(Part of a data file)
** Begin **
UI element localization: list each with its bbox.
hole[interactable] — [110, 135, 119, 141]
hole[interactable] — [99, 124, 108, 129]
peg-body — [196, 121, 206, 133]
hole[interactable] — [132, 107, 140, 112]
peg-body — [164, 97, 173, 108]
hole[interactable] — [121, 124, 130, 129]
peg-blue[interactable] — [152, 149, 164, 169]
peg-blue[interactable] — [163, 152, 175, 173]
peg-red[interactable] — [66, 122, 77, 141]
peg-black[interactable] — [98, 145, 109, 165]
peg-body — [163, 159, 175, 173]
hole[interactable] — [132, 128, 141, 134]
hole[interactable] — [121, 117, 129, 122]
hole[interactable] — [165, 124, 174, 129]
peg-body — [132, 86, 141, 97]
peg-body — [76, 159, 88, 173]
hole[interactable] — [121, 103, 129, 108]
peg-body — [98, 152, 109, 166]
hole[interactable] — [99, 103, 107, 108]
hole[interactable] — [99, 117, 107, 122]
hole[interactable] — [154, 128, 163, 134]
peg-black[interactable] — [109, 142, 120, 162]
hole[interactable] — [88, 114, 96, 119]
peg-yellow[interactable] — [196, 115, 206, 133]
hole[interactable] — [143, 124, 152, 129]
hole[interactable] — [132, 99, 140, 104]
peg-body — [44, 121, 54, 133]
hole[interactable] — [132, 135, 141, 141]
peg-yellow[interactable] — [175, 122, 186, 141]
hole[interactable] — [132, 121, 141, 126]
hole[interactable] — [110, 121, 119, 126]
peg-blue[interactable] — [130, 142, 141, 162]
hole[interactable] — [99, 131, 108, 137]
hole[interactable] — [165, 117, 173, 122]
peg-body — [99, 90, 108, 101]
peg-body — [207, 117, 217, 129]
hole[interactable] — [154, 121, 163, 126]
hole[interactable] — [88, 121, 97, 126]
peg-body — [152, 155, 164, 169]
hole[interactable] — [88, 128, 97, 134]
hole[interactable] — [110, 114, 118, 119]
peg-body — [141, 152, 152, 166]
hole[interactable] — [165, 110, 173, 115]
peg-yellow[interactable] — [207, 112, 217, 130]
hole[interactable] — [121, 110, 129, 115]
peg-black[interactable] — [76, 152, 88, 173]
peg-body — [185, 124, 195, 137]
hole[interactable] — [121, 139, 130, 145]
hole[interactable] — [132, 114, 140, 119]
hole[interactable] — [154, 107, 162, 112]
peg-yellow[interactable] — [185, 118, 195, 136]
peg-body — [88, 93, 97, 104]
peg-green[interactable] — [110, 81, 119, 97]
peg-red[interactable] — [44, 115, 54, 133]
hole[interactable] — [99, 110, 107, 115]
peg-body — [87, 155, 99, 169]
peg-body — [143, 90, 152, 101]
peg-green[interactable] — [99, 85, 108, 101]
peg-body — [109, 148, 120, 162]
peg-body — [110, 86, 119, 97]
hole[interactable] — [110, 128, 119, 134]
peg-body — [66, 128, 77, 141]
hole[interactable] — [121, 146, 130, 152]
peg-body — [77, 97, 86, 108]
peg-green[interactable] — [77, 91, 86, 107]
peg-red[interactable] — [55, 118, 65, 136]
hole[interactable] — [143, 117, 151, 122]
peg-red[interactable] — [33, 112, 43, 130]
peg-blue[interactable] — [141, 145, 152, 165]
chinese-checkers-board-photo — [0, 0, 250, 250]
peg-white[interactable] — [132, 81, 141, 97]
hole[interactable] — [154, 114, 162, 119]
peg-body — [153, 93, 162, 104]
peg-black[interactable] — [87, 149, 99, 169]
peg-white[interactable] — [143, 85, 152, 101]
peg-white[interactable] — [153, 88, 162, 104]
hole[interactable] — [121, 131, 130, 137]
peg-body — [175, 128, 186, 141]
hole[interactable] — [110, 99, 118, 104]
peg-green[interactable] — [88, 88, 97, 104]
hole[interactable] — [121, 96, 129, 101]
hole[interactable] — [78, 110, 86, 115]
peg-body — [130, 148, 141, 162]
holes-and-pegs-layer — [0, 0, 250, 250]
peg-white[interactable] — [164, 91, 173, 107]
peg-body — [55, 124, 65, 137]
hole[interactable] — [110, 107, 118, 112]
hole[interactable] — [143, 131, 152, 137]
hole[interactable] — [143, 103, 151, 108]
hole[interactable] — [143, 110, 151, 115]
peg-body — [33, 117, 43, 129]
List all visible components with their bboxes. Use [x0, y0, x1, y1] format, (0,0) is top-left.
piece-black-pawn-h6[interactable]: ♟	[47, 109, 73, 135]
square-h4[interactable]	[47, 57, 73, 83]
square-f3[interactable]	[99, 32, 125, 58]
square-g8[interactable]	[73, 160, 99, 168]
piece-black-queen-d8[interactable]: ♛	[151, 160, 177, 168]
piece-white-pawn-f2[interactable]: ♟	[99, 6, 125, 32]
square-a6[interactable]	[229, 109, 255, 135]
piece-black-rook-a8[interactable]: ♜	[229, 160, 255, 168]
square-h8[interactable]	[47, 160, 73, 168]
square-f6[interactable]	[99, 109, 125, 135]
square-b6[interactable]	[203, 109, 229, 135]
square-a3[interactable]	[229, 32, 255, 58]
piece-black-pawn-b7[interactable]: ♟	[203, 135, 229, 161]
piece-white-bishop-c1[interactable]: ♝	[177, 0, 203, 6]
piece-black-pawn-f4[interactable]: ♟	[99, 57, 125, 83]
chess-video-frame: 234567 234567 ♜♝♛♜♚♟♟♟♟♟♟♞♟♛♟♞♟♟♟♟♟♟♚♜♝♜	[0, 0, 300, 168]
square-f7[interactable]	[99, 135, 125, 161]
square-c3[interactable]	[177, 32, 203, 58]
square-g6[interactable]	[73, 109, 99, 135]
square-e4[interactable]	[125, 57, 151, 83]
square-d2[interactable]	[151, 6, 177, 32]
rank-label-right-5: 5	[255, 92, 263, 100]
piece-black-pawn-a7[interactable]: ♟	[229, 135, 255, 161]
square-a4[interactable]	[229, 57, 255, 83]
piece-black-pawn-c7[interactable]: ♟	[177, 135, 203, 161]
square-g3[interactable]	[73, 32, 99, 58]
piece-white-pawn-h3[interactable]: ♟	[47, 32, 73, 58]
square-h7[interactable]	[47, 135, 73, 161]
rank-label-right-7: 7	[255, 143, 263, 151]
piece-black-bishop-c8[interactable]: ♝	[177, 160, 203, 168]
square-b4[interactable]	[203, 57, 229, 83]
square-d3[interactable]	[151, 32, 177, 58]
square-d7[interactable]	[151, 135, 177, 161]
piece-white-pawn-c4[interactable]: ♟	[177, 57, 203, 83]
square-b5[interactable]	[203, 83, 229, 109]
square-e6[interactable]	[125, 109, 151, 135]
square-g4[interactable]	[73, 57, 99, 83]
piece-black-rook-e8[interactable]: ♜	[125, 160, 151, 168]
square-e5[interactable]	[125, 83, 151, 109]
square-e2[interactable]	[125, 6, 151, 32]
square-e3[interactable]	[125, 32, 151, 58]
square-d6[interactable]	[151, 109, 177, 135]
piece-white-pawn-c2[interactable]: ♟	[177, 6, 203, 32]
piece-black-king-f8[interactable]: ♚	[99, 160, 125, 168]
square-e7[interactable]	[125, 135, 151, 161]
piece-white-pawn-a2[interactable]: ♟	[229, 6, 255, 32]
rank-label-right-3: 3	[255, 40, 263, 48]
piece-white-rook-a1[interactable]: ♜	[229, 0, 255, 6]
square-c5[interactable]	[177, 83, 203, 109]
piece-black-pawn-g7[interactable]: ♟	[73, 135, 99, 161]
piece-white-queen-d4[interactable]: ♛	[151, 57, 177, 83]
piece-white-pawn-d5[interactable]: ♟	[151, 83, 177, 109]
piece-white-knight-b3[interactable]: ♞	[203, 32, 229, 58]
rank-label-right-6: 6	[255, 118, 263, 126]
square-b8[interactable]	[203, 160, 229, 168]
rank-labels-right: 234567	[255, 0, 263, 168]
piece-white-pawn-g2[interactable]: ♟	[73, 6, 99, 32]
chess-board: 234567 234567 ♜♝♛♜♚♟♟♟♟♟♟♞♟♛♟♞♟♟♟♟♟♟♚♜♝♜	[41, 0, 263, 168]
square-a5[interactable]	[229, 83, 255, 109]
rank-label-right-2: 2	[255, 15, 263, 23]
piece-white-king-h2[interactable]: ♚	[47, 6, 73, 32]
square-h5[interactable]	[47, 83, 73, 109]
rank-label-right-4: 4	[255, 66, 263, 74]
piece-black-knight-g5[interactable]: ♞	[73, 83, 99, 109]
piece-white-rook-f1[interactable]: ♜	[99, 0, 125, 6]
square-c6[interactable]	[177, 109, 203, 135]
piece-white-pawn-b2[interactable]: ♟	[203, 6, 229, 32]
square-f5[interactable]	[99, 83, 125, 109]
** End **
# Short task:
Substitute "socket" for "hole" in the items from the start up to and including the line with "peg-body — [164, 97, 173, 108]". Give those lines again with everything else unchanged.

# Solution for this exercise:
UI element localization: list each with its bbox.
socket[interactable] — [110, 135, 119, 141]
socket[interactable] — [99, 124, 108, 129]
peg-body — [196, 121, 206, 133]
socket[interactable] — [132, 107, 140, 112]
peg-body — [164, 97, 173, 108]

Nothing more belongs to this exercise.